— start of Extract provided —

Wagner had been hampered by the Writers’ Guild of America strike at around the same time, that led to the collapse of what would have been a further UA production, Pinkville. Bruce Willis had signed to star in the movie, that Oliver Stone would have directed. But when script problems sprung up, UA couldn’t hire writers to fix it. The talent moved on. It also had a dance movie by the name of Move, from Camp Rock director Matthew Diamond, near the starting blocks. That, too, fell apart.
The plan at the point of Wagner’s departure was said to be for Cruise to take a greater involvement in the running of the studio. But there’s no sign that ever came to pass. Valkyrie was Cruise’s last project to date with a United Artists logo on it, and he would instead focus on acting projects again, such as Knight & Day, Mission: Impossible – Ghost Protocol (that revived that franchise back at Paramount) and Rock Of Ages.

— end of Extract provided —
— start of Given information —

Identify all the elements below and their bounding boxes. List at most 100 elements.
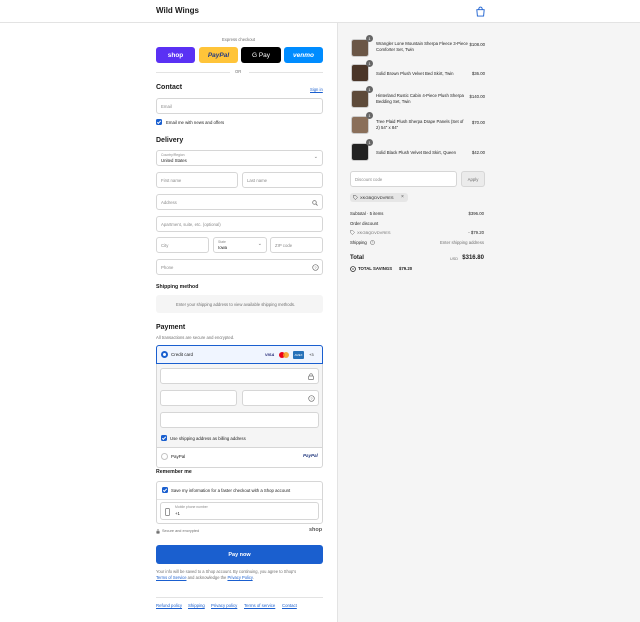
city-field[interactable]: City xyxy=(156,237,209,253)
paypal-option-label[interactable]: PayPal xyxy=(171,454,185,459)
subtotal-value: $396.00 xyxy=(468,211,484,216)
footer-link-contact[interactable]: Contact xyxy=(282,603,297,608)
country-value: United States xyxy=(161,158,187,163)
mobile-phone-field[interactable]: Mobile phone number +1 xyxy=(160,502,319,520)
divider xyxy=(157,447,322,448)
quantity-badge: 1 xyxy=(366,112,373,119)
product-price: $108.00 xyxy=(469,42,485,47)
pay-now-button[interactable]: Pay now xyxy=(156,545,323,564)
total-savings-label: TOTAL SAVINGS xyxy=(358,266,393,271)
discount-code-label: XKGBQDVDVRES xyxy=(357,230,391,235)
phone-field[interactable]: Phone ? xyxy=(156,259,323,275)
footer-link-privacy[interactable]: Privacy policy xyxy=(211,603,237,608)
security-code-field[interactable]: ? xyxy=(242,390,319,406)
zip-field[interactable]: ZIP code xyxy=(270,237,323,253)
discount-code-placeholder: Discount code xyxy=(355,177,383,182)
help-circle-icon[interactable]: ? xyxy=(370,240,375,245)
expiration-date-field[interactable] xyxy=(160,390,237,406)
tag-icon xyxy=(350,230,355,235)
svg-text:?: ? xyxy=(310,396,313,401)
last-name-placeholder: Last name xyxy=(247,178,268,183)
quantity-badge: 1 xyxy=(366,139,373,146)
name-on-card-field[interactable] xyxy=(160,412,319,428)
save-info-checkbox[interactable] xyxy=(162,487,168,493)
apply-button[interactable]: Apply xyxy=(461,171,485,187)
shipping-value: Enter shipping address xyxy=(440,240,484,245)
state-select[interactable]: State Iowa ⌄ xyxy=(213,237,267,253)
chevron-down-icon: ⌄ xyxy=(313,154,318,160)
google-pay-button[interactable]: G Pay xyxy=(241,47,281,63)
product-price: $36.00 xyxy=(471,71,485,76)
payment-heading: Payment xyxy=(156,324,186,331)
footer-link-refund[interactable]: Refund policy xyxy=(156,603,182,608)
brand-name[interactable]: Wild Wings xyxy=(156,6,199,15)
last-name-field[interactable]: Last name xyxy=(242,172,323,188)
mastercard-logo xyxy=(279,352,289,358)
remove-discount-icon[interactable]: × xyxy=(401,194,404,200)
apartment-field[interactable]: Apartment, suite, etc. (optional) xyxy=(156,216,323,232)
credit-card-option[interactable]: Credit card VISA AMEX +3 xyxy=(156,345,323,364)
product-thumbnail xyxy=(351,116,369,134)
footer-link-terms[interactable]: Terms of service xyxy=(244,603,275,608)
product-thumbnail xyxy=(351,39,369,57)
first-name-field[interactable]: First name xyxy=(156,172,238,188)
terms-text-2: and acknowledge the xyxy=(186,575,228,580)
product-name: Solid Brown Plush Velvet Bed Skirt, Twin xyxy=(376,71,454,76)
delivery-heading: Delivery xyxy=(156,137,184,144)
news-checkbox[interactable] xyxy=(156,119,162,125)
currency-label: USD xyxy=(449,257,458,261)
discount-code-field[interactable]: Discount code xyxy=(350,171,457,187)
shopping-bag-icon[interactable] xyxy=(475,6,486,17)
product-name: Wrangler Lone Mountain Sherpa Fleece 3-P… xyxy=(376,41,468,52)
address-placeholder: Address xyxy=(161,200,177,205)
first-name-placeholder: First name xyxy=(161,178,182,183)
product-name: Solid Black Plush Velvet Bed Skirt, Quee… xyxy=(376,150,457,155)
checkout-form: Express checkout shop PayPal G Pay venmo… xyxy=(0,23,337,622)
search-icon xyxy=(312,200,318,206)
product-thumbnail xyxy=(351,90,369,108)
privacy-policy-link[interactable]: Privacy Policy xyxy=(227,575,252,580)
state-label: State xyxy=(218,240,226,244)
total-value: $316.80 xyxy=(462,255,484,261)
quantity-badge: 1 xyxy=(366,35,373,42)
shipping-label: Shipping xyxy=(350,240,367,245)
order-discount-label: Order discount xyxy=(350,221,379,226)
venmo-button[interactable]: venmo xyxy=(284,47,323,63)
subtotal-label: Subtotal · 5 items xyxy=(350,211,384,216)
express-checkout-label: Express checkout xyxy=(222,37,256,42)
quantity-badge: 1 xyxy=(366,60,373,67)
country-select[interactable]: Country/Region United States ⌄ xyxy=(156,150,323,166)
remember-me-heading: Remember me xyxy=(156,469,192,475)
help-circle-icon[interactable]: ? xyxy=(312,264,319,271)
chevron-down-icon: ⌄ xyxy=(257,241,262,247)
city-placeholder: City xyxy=(161,243,169,248)
divider xyxy=(156,597,323,598)
paypal-logo: PayPal xyxy=(303,453,318,458)
divider xyxy=(157,499,322,500)
email-field[interactable]: Email xyxy=(156,98,323,114)
card-number-field[interactable] xyxy=(160,368,319,384)
news-checkbox-label: Email me with news and offers xyxy=(166,120,225,125)
address-field[interactable]: Address xyxy=(156,194,323,210)
paypal-button[interactable]: PayPal xyxy=(199,47,238,63)
secure-label: Secure and encrypted xyxy=(162,529,200,533)
billing-address-checkbox[interactable] xyxy=(161,435,167,441)
payment-subtitle: All transactions are secure and encrypte… xyxy=(156,335,235,340)
help-circle-icon[interactable]: ? xyxy=(308,395,315,402)
discount-value: - $79.20 xyxy=(468,230,484,235)
product-name: Tree Plaid Plush Sherpa Drape Panels (Se… xyxy=(376,119,464,130)
mobile-phone-value: +1 xyxy=(175,511,180,516)
footer-link-shipping[interactable]: Shipping xyxy=(188,603,205,608)
zip-placeholder: ZIP code xyxy=(275,243,293,248)
shop-logo: shop xyxy=(309,527,323,533)
svg-text:?: ? xyxy=(314,265,317,270)
sign-in-link[interactable]: Sign in xyxy=(310,87,323,92)
shipping-method-note: Enter your shipping address to view avai… xyxy=(176,302,296,307)
amex-logo: AMEX xyxy=(293,351,304,359)
paypal-radio[interactable] xyxy=(161,453,168,460)
lock-icon xyxy=(156,529,160,534)
product-price: $42.00 xyxy=(471,150,485,155)
shop-pay-button[interactable]: shop xyxy=(156,47,195,63)
credit-card-radio[interactable] xyxy=(161,351,168,358)
terms-of-service-link[interactable]: Terms of Service xyxy=(156,575,186,580)
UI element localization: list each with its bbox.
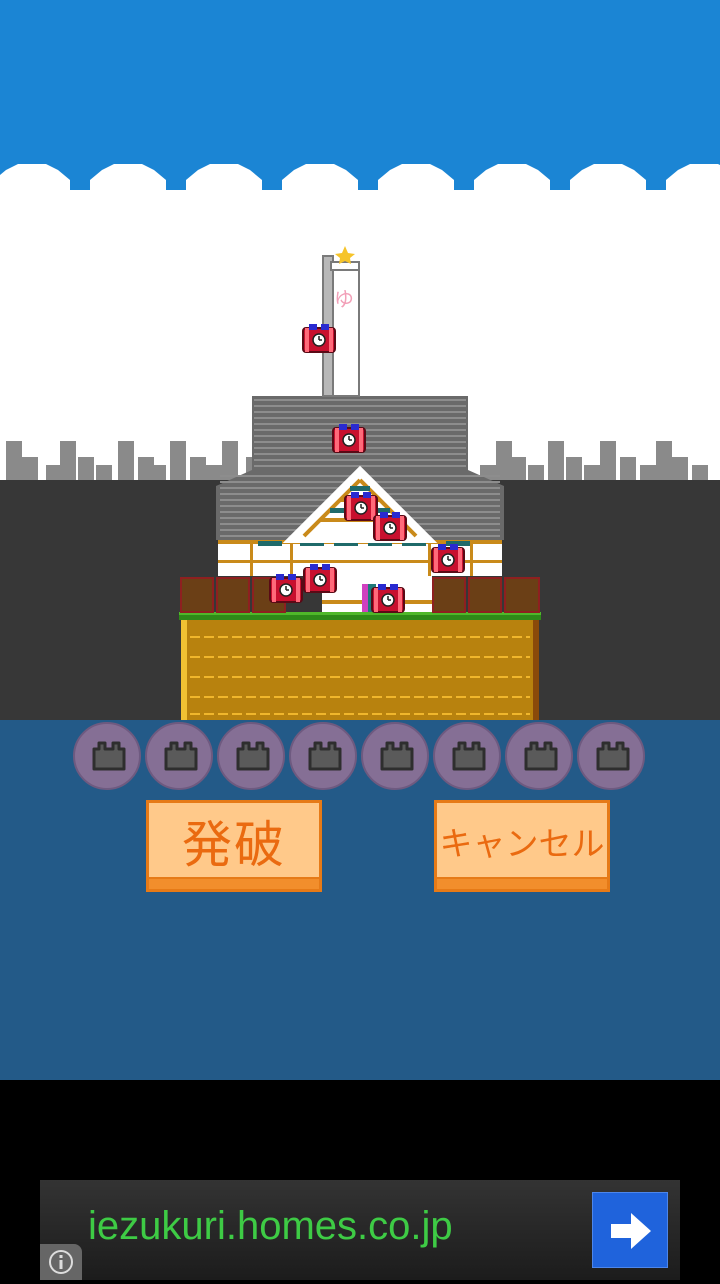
cancel-label: キャンセル bbox=[439, 824, 605, 863]
timer-bomb-icon[interactable] bbox=[268, 572, 304, 608]
empty-bomb-slot-icon bbox=[92, 741, 126, 771]
empty-bomb-slot-icon bbox=[164, 741, 198, 771]
timer-bomb-icon[interactable] bbox=[301, 322, 337, 358]
arrow-right-icon[interactable] bbox=[592, 1192, 668, 1268]
timer-bomb-icon[interactable] bbox=[430, 542, 466, 578]
ad-url[interactable]: iezukuri.homes.co.jp bbox=[88, 1204, 453, 1249]
cancel-button[interactable]: キャンセル bbox=[434, 800, 610, 892]
detonate-label: 発破 bbox=[182, 816, 286, 874]
empty-bomb-slot-icon bbox=[308, 741, 342, 771]
empty-bomb-slot-icon bbox=[236, 741, 270, 771]
bomb-slot[interactable] bbox=[577, 722, 645, 790]
timer-bomb-icon[interactable] bbox=[372, 510, 408, 546]
bomb-slot[interactable] bbox=[289, 722, 357, 790]
info-icon[interactable] bbox=[40, 1244, 82, 1280]
empty-bomb-slot-icon bbox=[596, 741, 630, 771]
detonate-button[interactable]: 発破 bbox=[146, 800, 322, 892]
bomb-layer bbox=[0, 0, 720, 720]
bomb-slot[interactable] bbox=[145, 722, 213, 790]
timer-bomb-icon[interactable] bbox=[302, 562, 338, 598]
cancel-button-base bbox=[437, 877, 607, 889]
empty-bomb-slot-icon bbox=[452, 741, 486, 771]
bomb-slot[interactable] bbox=[505, 722, 573, 790]
ad-banner[interactable]: iezukuri.homes.co.jp bbox=[40, 1180, 680, 1280]
timer-bomb-icon[interactable] bbox=[370, 582, 406, 618]
game-screen: ゆ 発破 キャンセル bbox=[0, 0, 720, 1080]
empty-bomb-slot-icon bbox=[524, 741, 558, 771]
bomb-slot[interactable] bbox=[217, 722, 285, 790]
bomb-slot[interactable] bbox=[73, 722, 141, 790]
bomb-slot[interactable] bbox=[361, 722, 429, 790]
empty-bomb-slot-icon bbox=[380, 741, 414, 771]
detonate-button-base bbox=[149, 877, 319, 889]
bomb-slot[interactable] bbox=[433, 722, 501, 790]
timer-bomb-icon[interactable] bbox=[331, 422, 367, 458]
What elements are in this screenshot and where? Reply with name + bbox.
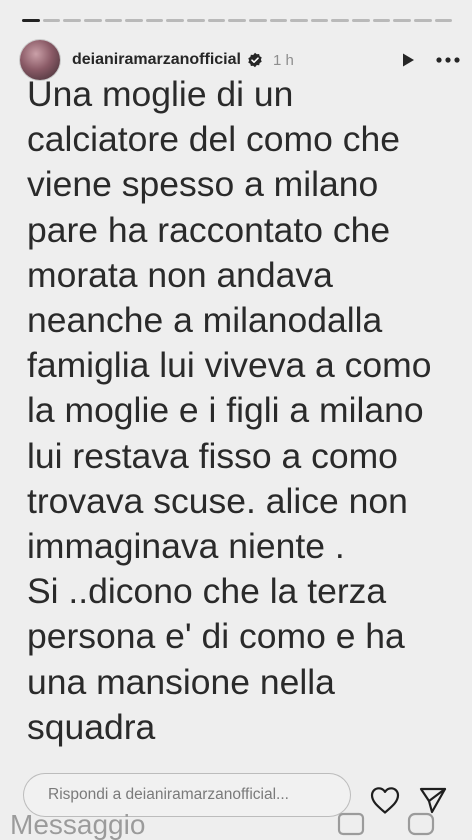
- story-progress-segment: [331, 19, 349, 22]
- heart-icon[interactable]: [369, 785, 401, 815]
- story-progress-segment: [434, 19, 453, 22]
- ghost-image-icon: [337, 812, 365, 836]
- play-icon[interactable]: [396, 48, 420, 72]
- story-progress-segment: [248, 19, 267, 22]
- story-progress-segment: [145, 19, 164, 22]
- story-progress-segment: [269, 19, 288, 22]
- story-progress-segment: [310, 19, 329, 22]
- story-progress-segment: [22, 19, 40, 22]
- story-progress-segment: [104, 19, 123, 22]
- story-progress-segment: [228, 19, 246, 22]
- story-progress-segment: [42, 19, 61, 22]
- story-progress-segment: [125, 19, 143, 22]
- story-progress-segment: [413, 19, 432, 22]
- post-time: 1 h: [272, 51, 294, 69]
- ghost-message-text: Messaggio: [10, 809, 146, 840]
- verified-badge-icon: [248, 52, 262, 68]
- story-progress-segment: [393, 19, 411, 22]
- story-progress-segment: [372, 19, 391, 22]
- story-progress-segment: [166, 19, 184, 22]
- story-progress-segment: [187, 19, 205, 22]
- username[interactable]: deianiramarzanofficial: [72, 51, 241, 69]
- story-text: Una moglie di un calciatore del como che…: [27, 74, 432, 747]
- story-progress-bar: [22, 19, 453, 23]
- story-progress-segment: [290, 19, 308, 22]
- story-progress-segment: [207, 19, 226, 22]
- ghost-sticker-icon: [407, 812, 435, 836]
- story-progress-segment: [83, 19, 102, 22]
- story-progress-segment: [352, 19, 370, 22]
- story-progress-segment: [63, 19, 81, 22]
- more-icon[interactable]: [436, 48, 460, 72]
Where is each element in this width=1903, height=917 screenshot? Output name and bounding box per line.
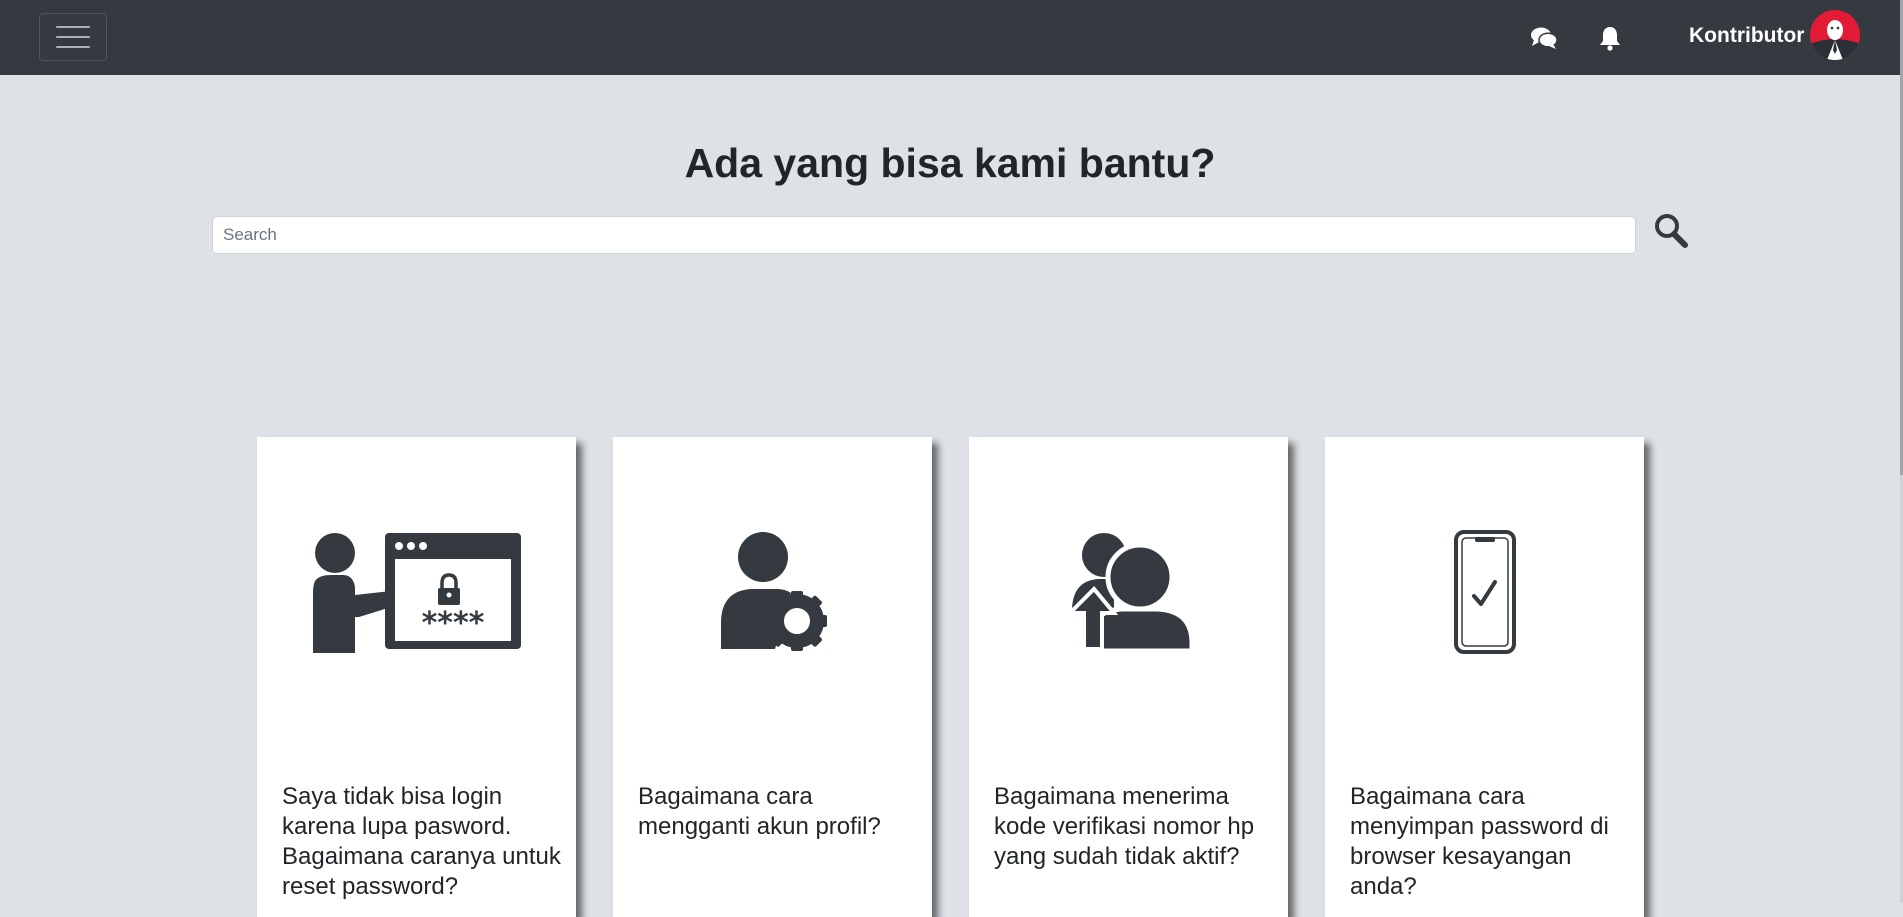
avatar[interactable] [1810, 10, 1860, 60]
card-question: Saya tidak bisa login karena lupa paswor… [282, 783, 561, 900]
svg-text:****: **** [421, 606, 484, 641]
chat-bubbles-icon[interactable] [1530, 25, 1558, 51]
card-question: Bagaimana cara mengganti akun profil? [638, 783, 881, 840]
top-navbar: Kontributor [0, 0, 1903, 75]
help-card-save-password[interactable]: Bagaimana cara menyimpan password di bro… [1325, 437, 1644, 917]
hamburger-icon[interactable] [39, 13, 107, 61]
bell-icon[interactable] [1596, 25, 1624, 51]
user-name[interactable]: Kontributor [1689, 24, 1804, 48]
help-card-password-reset[interactable]: **** Saya tidak bisa login karena lupa p… [257, 437, 576, 917]
password-reset-icon: **** [312, 533, 521, 653]
card-question: Bagaimana cara menyimpan password di bro… [1350, 783, 1609, 900]
card-question: Bagaimana menerima kode verifikasi nomor… [994, 783, 1255, 870]
user-settings-icon [720, 532, 827, 651]
search-input[interactable] [212, 216, 1636, 254]
page-title: Ada yang bisa kami bantu? [684, 140, 1216, 186]
search-icon[interactable] [1654, 213, 1688, 249]
help-card-verification-code[interactable]: Bagaimana menerima kode verifikasi nomor… [969, 437, 1288, 917]
help-card-change-profile[interactable]: Bagaimana cara mengganti akun profil? [613, 437, 932, 917]
user-switch-icon [1064, 533, 1194, 653]
phone-check-icon [1453, 530, 1516, 654]
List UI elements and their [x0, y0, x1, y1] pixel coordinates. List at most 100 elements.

— end of Given information —

How would you render this sentence from the United Artists passage in Spanish: "Bruce Willis had signed to star in the movie, that Oliver Stone would have directed."

* [Output] Bruce Willis había firmado para protagonizar la película, que habría dirigido Oliver Stone.